• [The task]: Pick up the passage on shotgun fit below and continue it from its last sentence.
─── Given text
Fit is It: Getting in shape for sport shooting doesn’t require the same intensity as football two-a-days. That said, strength, flexibility and conditioning always help any athletic activity. But one of the biggest reasons shotgunners miss is because their gunning irons don’t fit. Solid shooting requires the eye to roll right down the barrel rib and on to the target. Standard dimensions are 14 ½ LOP and 1 ½ x 2 ½ DAC and DAH. If you fit that standard then you’ll consistently hit anything coming your way. But if your stock is too short, if it has too much drop, or if the cast is off then get a gun fitting offered by many gun shops. You’ll work with an experienced professional who will have an adjustable try gun to use on a patterning board. After that, shoot a round of skeet with that adjusted try gun to be sure you can hit. Then, compare your dimensions to your favorite shotgun. Side-by-sides are fit differently than single sight plane shotguns like over/unders, pumps and semi-automatics.
──────
─── Material supplied
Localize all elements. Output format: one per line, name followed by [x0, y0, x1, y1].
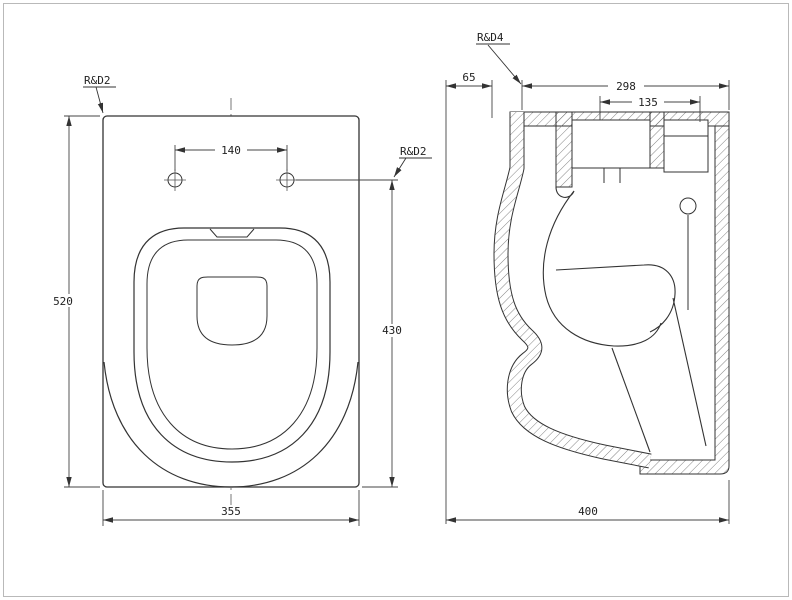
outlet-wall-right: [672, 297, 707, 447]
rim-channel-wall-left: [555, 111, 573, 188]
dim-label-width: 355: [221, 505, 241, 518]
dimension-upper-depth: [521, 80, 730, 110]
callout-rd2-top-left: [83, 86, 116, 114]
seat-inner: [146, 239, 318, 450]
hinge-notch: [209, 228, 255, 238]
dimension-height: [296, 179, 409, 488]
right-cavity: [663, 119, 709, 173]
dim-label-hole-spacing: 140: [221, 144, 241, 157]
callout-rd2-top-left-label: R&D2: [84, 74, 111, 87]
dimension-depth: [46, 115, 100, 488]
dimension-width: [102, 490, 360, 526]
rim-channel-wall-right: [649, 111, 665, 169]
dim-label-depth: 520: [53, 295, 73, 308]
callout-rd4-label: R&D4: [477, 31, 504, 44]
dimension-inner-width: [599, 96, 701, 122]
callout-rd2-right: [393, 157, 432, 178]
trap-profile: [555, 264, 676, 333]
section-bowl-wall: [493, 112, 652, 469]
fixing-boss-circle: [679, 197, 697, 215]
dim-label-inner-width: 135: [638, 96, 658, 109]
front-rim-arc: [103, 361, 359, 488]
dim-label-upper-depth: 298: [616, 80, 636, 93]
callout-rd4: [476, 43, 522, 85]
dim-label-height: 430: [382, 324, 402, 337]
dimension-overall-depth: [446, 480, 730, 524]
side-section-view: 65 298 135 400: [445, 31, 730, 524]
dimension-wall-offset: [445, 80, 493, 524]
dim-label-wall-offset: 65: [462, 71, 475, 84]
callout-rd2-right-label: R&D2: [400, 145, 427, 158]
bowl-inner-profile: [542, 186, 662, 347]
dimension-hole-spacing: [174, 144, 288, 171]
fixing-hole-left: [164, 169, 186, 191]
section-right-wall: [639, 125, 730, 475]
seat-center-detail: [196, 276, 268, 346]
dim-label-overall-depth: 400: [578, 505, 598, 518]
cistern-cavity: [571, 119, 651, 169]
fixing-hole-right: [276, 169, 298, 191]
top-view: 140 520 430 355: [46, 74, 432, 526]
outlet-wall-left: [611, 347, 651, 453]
──────
─── Material supplied
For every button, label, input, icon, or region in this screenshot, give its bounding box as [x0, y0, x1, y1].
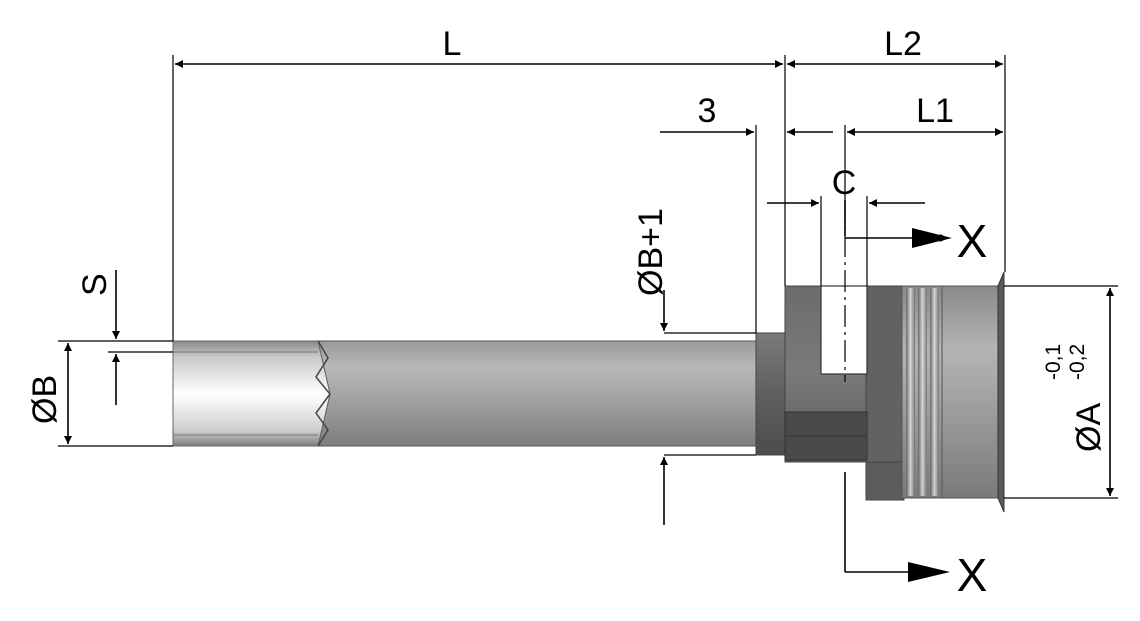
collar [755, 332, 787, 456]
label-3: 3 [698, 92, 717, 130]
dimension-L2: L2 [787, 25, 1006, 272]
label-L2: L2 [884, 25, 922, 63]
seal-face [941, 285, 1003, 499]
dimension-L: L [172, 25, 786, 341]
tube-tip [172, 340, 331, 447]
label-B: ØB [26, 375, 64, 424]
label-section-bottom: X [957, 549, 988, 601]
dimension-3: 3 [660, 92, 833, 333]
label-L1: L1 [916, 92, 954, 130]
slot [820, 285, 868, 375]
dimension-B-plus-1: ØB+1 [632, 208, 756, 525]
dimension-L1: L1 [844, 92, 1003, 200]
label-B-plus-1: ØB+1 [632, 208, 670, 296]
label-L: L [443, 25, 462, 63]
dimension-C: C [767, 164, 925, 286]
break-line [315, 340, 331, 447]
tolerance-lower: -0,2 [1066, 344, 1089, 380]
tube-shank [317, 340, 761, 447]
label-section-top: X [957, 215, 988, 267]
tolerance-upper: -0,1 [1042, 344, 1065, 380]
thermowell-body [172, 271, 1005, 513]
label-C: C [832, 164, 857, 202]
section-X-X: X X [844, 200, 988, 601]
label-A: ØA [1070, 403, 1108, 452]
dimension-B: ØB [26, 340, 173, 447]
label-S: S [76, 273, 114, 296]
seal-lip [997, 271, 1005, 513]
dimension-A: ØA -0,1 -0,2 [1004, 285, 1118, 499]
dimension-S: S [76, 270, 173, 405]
──────
• [Written response]:
Stance: A balanced stance is foundational to your shooting. Missed shots in the field often come from boots tangled in grasses or deadfall. Poor footing can come when you stand up in a duck blind, especially if you’re struggling to stand while your neoprene waders aren’t stretching. A balanced stance, with your feet slightly wider than your shoulders, enables shooters to move and follow targets or birds. Place the foot under your lead hand slightly forward to achieve a strong base. It’s easy to work on your stance on a clays course—but to get ready for hunting season, train for the game you play. Setting up a “quail walk” is a great way for uplanders to walk, see a target and then set up a stance. If you’re a waterfowler, sit in a blind or in a boat and throw some crossing or incoming shots that require standing, setting a stance and swinging. Wear the same hunting boots, pants, chaps, vests and jackets that you’ll use during the season, too.

Mount: Missed shots can come if your mount isn’t smooth, and a leading cause is a butt pad that grabs your clothing. Leather-covered pads or skeleton butt pads slide easily enough, but rubber recoil pads are infamous for grabbing clothing. A quick fix is to cover your rubber pad with black electrician’s tape, which is smooth and easily removed. Look at shooting vests with extended pads, as well as clothing with a smooth finish. Smoothly sliding your stock into a solid mount is critical for a good shot.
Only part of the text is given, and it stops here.